### Problem requirements:
Looking at the listing, state how many of its lines contain the string "right". Write only the number.

### Figure content listings:
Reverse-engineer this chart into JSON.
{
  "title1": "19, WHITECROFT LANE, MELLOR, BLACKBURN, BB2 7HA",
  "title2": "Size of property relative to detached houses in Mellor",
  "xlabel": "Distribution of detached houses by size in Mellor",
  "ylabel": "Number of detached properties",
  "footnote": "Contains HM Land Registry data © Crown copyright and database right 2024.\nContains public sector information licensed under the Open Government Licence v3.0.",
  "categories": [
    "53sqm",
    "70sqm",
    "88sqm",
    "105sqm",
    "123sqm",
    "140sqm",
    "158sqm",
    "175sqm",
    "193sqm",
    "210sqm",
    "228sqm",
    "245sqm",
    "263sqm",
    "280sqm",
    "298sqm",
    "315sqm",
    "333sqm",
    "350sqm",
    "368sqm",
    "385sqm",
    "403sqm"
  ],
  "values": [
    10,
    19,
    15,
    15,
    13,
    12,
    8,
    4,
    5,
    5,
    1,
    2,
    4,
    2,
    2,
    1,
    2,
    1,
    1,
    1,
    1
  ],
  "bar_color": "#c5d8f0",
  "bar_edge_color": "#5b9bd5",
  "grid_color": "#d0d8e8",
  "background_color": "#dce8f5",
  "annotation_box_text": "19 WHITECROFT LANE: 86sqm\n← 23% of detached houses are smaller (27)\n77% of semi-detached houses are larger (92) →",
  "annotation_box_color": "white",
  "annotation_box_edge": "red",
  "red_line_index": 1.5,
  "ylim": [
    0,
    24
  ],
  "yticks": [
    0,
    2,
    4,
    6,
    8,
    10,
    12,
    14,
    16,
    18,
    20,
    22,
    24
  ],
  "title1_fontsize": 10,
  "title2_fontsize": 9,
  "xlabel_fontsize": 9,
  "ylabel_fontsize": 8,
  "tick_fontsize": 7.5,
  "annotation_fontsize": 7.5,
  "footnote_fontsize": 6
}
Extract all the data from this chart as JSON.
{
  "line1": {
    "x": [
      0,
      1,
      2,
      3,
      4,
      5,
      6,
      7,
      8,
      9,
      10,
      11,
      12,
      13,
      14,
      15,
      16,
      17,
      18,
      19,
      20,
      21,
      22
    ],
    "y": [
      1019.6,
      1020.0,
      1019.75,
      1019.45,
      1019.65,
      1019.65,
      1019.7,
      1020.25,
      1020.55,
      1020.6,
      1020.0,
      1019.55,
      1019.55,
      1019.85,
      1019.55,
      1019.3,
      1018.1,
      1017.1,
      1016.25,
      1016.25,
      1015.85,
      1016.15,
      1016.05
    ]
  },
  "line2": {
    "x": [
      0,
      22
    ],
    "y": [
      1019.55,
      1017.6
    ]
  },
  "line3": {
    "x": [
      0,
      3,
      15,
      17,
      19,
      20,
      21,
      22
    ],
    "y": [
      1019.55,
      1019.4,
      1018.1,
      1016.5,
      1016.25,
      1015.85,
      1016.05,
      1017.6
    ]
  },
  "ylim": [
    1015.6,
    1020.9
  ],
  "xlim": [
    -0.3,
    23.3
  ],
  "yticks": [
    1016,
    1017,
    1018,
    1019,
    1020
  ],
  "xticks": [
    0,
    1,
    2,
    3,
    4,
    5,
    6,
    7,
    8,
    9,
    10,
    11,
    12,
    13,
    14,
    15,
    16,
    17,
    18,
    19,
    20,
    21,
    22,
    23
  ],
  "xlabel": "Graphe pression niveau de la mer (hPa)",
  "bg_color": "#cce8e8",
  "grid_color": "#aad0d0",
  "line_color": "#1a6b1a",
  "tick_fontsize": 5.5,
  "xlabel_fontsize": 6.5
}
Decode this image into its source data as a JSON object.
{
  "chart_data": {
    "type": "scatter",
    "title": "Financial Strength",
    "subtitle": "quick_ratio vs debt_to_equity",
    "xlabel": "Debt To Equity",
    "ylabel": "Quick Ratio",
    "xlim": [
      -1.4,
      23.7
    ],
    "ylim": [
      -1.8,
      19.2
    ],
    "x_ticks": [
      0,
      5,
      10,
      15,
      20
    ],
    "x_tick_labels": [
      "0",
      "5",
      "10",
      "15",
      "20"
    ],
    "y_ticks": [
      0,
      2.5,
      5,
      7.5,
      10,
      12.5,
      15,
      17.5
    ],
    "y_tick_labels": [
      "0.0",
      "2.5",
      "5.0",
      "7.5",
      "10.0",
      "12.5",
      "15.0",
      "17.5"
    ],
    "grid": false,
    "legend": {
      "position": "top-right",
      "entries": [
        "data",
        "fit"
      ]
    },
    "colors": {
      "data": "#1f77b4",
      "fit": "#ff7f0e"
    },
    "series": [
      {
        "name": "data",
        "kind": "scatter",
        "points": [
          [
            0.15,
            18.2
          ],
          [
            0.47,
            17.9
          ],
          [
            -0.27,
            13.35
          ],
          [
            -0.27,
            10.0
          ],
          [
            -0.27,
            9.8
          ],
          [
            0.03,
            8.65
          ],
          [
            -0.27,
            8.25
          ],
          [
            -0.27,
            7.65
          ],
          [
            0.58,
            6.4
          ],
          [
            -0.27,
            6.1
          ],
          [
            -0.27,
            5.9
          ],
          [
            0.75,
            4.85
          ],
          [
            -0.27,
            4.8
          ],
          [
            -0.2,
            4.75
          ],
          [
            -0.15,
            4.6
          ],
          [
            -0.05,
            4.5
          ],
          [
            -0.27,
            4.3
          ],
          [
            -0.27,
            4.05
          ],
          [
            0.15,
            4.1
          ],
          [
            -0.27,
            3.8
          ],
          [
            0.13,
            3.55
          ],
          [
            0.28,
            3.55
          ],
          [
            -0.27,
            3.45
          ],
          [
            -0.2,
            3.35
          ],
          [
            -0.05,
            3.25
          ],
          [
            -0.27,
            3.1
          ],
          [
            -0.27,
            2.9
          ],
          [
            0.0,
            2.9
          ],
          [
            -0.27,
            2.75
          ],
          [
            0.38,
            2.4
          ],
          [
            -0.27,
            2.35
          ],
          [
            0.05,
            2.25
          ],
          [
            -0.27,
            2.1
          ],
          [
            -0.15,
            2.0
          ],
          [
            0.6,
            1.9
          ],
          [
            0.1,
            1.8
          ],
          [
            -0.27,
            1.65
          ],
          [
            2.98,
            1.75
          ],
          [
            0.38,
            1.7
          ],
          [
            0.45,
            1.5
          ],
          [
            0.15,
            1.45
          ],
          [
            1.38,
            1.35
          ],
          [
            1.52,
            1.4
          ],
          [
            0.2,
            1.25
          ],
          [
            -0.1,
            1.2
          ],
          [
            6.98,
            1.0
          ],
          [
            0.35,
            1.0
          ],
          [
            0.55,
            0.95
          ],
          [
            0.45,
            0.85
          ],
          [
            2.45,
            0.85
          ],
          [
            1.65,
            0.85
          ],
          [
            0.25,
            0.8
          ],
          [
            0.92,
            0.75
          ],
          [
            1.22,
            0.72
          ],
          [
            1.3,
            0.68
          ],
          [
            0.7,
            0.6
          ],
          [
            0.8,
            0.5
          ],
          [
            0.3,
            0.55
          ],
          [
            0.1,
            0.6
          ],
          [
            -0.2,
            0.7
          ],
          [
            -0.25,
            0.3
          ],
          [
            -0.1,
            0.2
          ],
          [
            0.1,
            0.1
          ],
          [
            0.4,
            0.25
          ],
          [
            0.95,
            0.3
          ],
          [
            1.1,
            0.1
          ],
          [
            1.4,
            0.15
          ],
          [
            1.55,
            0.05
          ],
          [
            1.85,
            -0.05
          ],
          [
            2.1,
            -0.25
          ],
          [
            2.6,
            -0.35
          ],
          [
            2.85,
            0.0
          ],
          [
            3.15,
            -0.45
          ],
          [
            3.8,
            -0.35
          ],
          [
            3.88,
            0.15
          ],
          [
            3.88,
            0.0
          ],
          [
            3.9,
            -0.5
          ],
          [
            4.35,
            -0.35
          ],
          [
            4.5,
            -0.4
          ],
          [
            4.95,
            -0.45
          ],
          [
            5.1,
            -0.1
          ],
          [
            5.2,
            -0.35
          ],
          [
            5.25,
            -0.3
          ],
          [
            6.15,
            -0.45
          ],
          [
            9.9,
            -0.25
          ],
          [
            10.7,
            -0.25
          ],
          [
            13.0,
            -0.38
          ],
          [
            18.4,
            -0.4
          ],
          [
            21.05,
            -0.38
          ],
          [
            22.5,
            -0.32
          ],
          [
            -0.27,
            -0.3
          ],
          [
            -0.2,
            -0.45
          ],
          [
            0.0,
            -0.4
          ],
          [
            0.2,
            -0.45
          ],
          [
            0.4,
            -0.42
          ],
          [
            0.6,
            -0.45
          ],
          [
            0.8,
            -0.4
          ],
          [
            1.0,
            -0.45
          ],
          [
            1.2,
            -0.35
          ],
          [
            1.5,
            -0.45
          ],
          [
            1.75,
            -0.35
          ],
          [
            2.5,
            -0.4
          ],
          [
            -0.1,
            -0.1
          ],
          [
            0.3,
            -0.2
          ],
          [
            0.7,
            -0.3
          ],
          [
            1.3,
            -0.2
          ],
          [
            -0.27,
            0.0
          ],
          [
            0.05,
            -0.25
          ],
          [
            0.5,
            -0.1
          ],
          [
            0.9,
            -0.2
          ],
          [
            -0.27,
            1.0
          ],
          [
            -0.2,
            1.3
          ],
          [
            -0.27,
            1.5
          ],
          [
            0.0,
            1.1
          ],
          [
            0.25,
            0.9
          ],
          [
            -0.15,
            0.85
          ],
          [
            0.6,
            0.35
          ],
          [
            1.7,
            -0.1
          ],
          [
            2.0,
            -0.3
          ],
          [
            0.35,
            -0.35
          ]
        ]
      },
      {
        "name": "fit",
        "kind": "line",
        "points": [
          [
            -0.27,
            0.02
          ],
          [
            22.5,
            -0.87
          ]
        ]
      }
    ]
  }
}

### Result of the exercise:
2